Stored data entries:
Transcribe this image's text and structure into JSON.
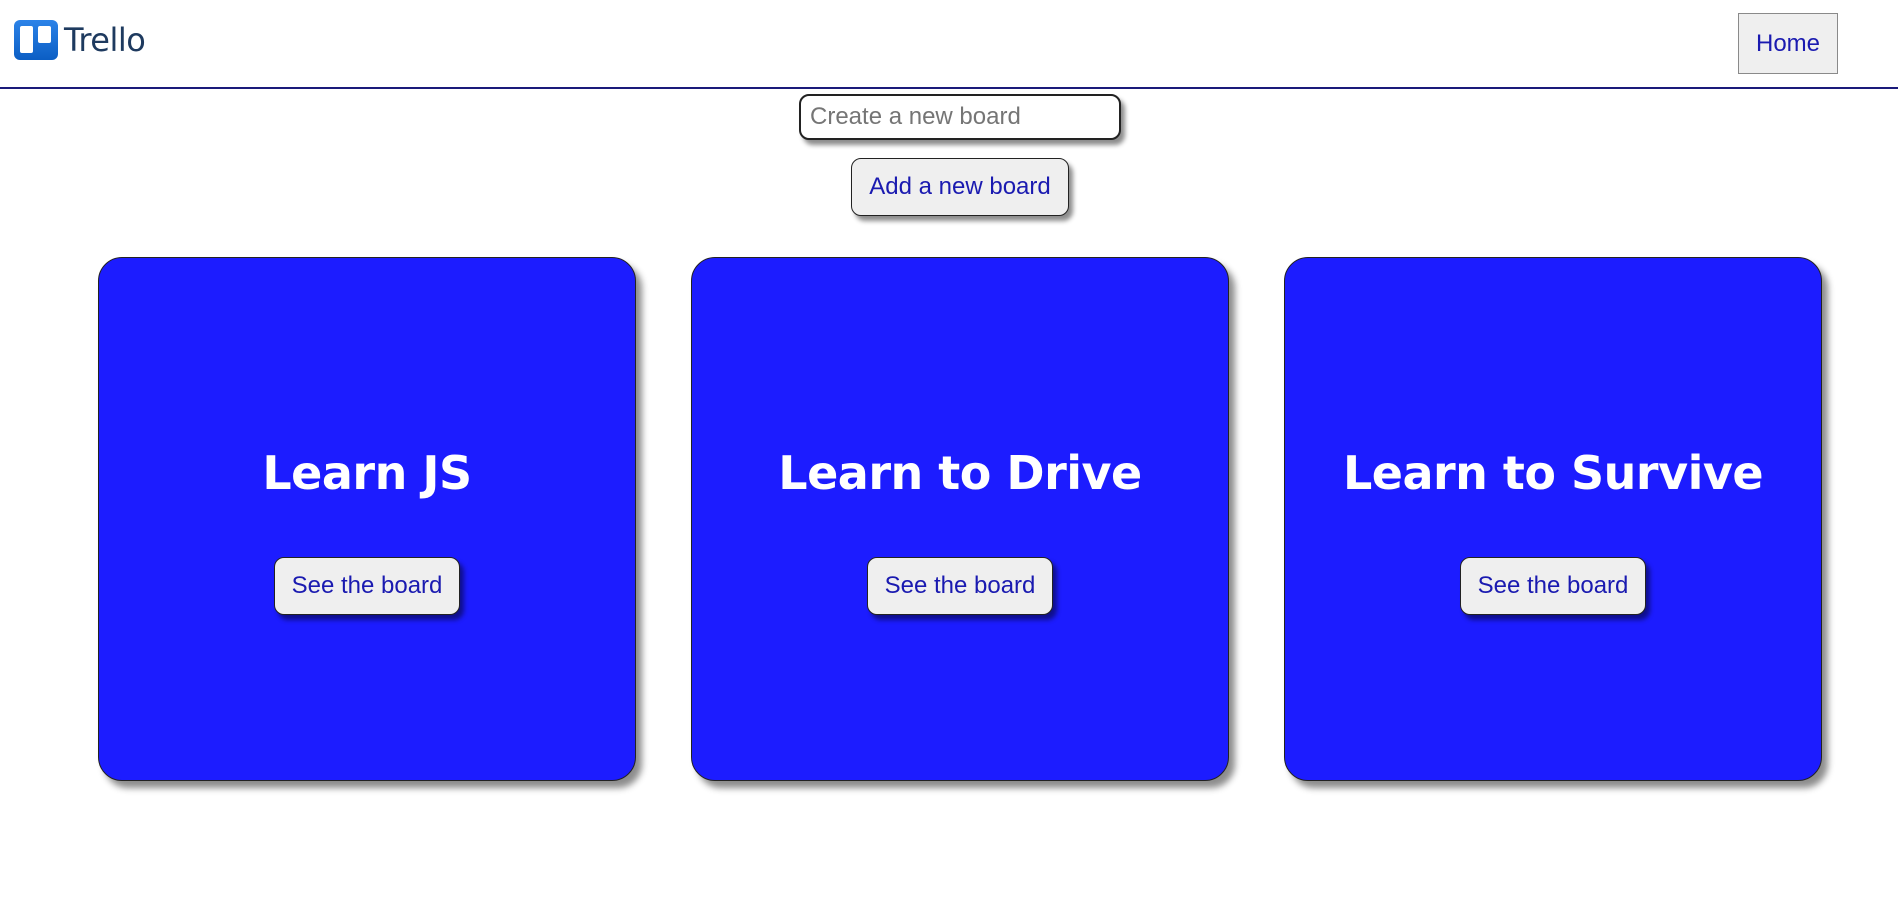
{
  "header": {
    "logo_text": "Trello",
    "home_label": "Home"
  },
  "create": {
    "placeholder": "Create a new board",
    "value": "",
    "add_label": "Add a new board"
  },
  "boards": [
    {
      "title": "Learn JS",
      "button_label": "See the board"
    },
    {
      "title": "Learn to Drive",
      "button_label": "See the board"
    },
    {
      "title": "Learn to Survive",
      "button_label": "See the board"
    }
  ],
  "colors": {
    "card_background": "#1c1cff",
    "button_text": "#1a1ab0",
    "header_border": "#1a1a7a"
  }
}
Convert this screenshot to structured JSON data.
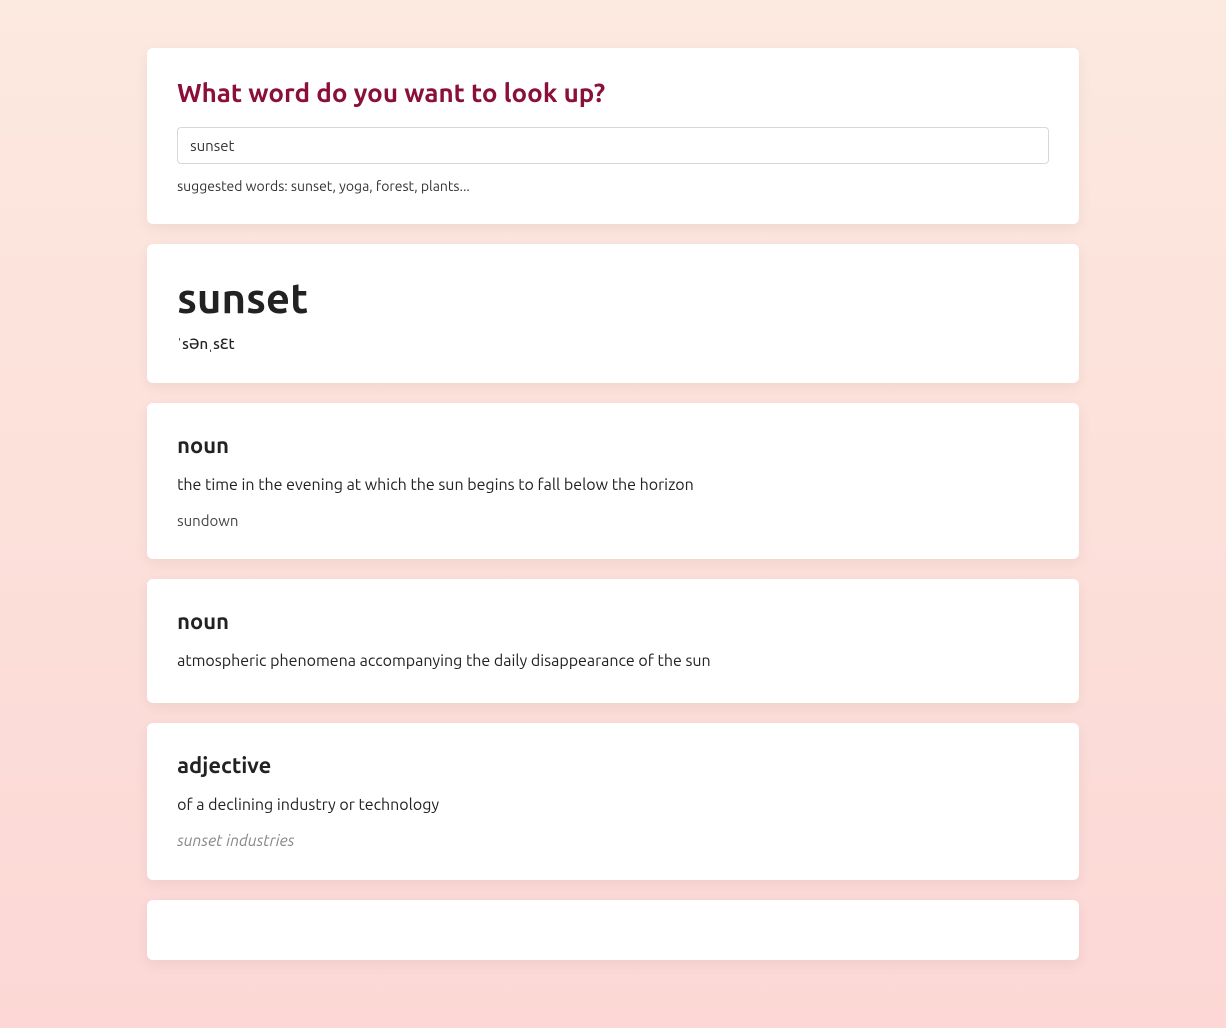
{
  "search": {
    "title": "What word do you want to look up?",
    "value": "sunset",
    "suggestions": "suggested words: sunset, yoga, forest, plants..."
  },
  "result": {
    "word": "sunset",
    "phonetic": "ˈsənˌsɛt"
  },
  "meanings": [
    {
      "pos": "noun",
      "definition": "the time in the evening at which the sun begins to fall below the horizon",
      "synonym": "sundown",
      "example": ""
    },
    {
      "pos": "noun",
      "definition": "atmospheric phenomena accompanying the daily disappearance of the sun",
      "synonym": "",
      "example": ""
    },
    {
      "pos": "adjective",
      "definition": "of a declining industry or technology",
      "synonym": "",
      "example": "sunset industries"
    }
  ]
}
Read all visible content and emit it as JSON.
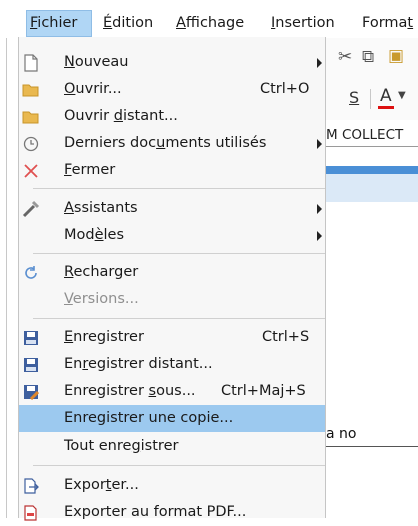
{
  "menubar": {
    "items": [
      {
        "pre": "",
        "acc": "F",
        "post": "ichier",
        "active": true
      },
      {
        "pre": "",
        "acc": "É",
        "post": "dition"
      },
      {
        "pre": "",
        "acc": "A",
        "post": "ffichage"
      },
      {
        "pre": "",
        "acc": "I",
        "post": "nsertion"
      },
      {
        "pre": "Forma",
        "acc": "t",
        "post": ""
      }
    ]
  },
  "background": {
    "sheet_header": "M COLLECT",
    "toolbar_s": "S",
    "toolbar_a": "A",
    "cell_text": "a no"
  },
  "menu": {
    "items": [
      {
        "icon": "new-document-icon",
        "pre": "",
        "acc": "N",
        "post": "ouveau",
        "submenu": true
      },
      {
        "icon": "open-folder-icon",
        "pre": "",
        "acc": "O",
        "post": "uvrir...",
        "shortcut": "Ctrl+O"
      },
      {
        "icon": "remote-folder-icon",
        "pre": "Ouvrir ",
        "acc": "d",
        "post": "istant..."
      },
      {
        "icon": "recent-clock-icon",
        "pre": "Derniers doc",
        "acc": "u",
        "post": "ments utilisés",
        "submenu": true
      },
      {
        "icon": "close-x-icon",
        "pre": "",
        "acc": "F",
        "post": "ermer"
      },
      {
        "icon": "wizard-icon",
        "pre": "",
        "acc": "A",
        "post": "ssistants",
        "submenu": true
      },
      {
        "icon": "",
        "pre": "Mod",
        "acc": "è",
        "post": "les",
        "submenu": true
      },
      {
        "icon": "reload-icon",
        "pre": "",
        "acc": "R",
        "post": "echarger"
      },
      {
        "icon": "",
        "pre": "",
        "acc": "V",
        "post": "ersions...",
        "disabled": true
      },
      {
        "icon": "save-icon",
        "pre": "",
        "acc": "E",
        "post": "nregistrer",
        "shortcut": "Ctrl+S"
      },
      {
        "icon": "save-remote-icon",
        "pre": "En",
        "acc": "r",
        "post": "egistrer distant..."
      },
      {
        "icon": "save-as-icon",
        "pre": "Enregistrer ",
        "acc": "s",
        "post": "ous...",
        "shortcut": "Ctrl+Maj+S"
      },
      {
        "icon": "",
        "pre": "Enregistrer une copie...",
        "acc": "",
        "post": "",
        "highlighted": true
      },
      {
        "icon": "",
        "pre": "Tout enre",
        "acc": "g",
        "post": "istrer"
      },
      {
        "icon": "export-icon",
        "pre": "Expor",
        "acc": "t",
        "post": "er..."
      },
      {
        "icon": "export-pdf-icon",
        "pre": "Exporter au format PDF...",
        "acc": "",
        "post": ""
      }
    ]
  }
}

▸ STATED GOAL
Pictures are excluded; copy every other part of the records exactly.

▸ OUTPUT FOR THIS EXERCISE
Transcribe this image's text and structure into JSON.
{
  "header": {
    "logo_text": "Trello",
    "home_label": "Home"
  },
  "create": {
    "placeholder": "Create a new board",
    "value": "",
    "add_label": "Add a new board"
  },
  "boards": [
    {
      "title": "Learn JS",
      "button_label": "See the board"
    },
    {
      "title": "Learn to Drive",
      "button_label": "See the board"
    },
    {
      "title": "Learn to Survive",
      "button_label": "See the board"
    }
  ],
  "colors": {
    "card_background": "#1c1cff",
    "button_text": "#1a1ab0",
    "header_border": "#1a1a7a"
  }
}
Convert this screenshot to structured JSON data.
{
  "search": {
    "title": "What word do you want to look up?",
    "value": "sunset",
    "suggestions": "suggested words: sunset, yoga, forest, plants..."
  },
  "result": {
    "word": "sunset",
    "phonetic": "ˈsənˌsɛt"
  },
  "meanings": [
    {
      "pos": "noun",
      "definition": "the time in the evening at which the sun begins to fall below the horizon",
      "synonym": "sundown",
      "example": ""
    },
    {
      "pos": "noun",
      "definition": "atmospheric phenomena accompanying the daily disappearance of the sun",
      "synonym": "",
      "example": ""
    },
    {
      "pos": "adjective",
      "definition": "of a declining industry or technology",
      "synonym": "",
      "example": "sunset industries"
    }
  ]
}
Read all visible content and emit it as JSON.
{
  "menubar": {
    "items": [
      {
        "pre": "",
        "acc": "F",
        "post": "ichier",
        "active": true
      },
      {
        "pre": "",
        "acc": "É",
        "post": "dition"
      },
      {
        "pre": "",
        "acc": "A",
        "post": "ffichage"
      },
      {
        "pre": "",
        "acc": "I",
        "post": "nsertion"
      },
      {
        "pre": "Forma",
        "acc": "t",
        "post": ""
      }
    ]
  },
  "background": {
    "sheet_header": "M COLLECT",
    "toolbar_s": "S",
    "toolbar_a": "A",
    "cell_text": "a no"
  },
  "menu": {
    "items": [
      {
        "icon": "new-document-icon",
        "pre": "",
        "acc": "N",
        "post": "ouveau",
        "submenu": true
      },
      {
        "icon": "open-folder-icon",
        "pre": "",
        "acc": "O",
        "post": "uvrir...",
        "shortcut": "Ctrl+O"
      },
      {
        "icon": "remote-folder-icon",
        "pre": "Ouvrir ",
        "acc": "d",
        "post": "istant..."
      },
      {
        "icon": "recent-clock-icon",
        "pre": "Derniers doc",
        "acc": "u",
        "post": "ments utilisés",
        "submenu": true
      },
      {
        "icon": "close-x-icon",
        "pre": "",
        "acc": "F",
        "post": "ermer"
      },
      {
        "icon": "wizard-icon",
        "pre": "",
        "acc": "A",
        "post": "ssistants",
        "submenu": true
      },
      {
        "icon": "",
        "pre": "Mod",
        "acc": "è",
        "post": "les",
        "submenu": true
      },
      {
        "icon": "reload-icon",
        "pre": "",
        "acc": "R",
        "post": "echarger"
      },
      {
        "icon": "",
        "pre": "",
        "acc": "V",
        "post": "ersions...",
        "disabled": true
      },
      {
        "icon": "save-icon",
        "pre": "",
        "acc": "E",
        "post": "nregistrer",
        "shortcut": "Ctrl+S"
      },
      {
        "icon": "save-remote-icon",
        "pre": "En",
        "acc": "r",
        "post": "egistrer distant..."
      },
      {
        "icon": "save-as-icon",
        "pre": "Enregistrer ",
        "acc": "s",
        "post": "ous...",
        "shortcut": "Ctrl+Maj+S"
      },
      {
        "icon": "",
        "pre": "Enregistrer une copie...",
        "acc": "",
        "post": "",
        "highlighted": true
      },
      {
        "icon": "",
        "pre": "Tout enre",
        "acc": "g",
        "post": "istrer"
      },
      {
        "icon": "export-icon",
        "pre": "Expor",
        "acc": "t",
        "post": "er..."
      },
      {
        "icon": "export-pdf-icon",
        "pre": "Exporter au format PDF...",
        "acc": "",
        "post": ""
      }
    ]
  }
}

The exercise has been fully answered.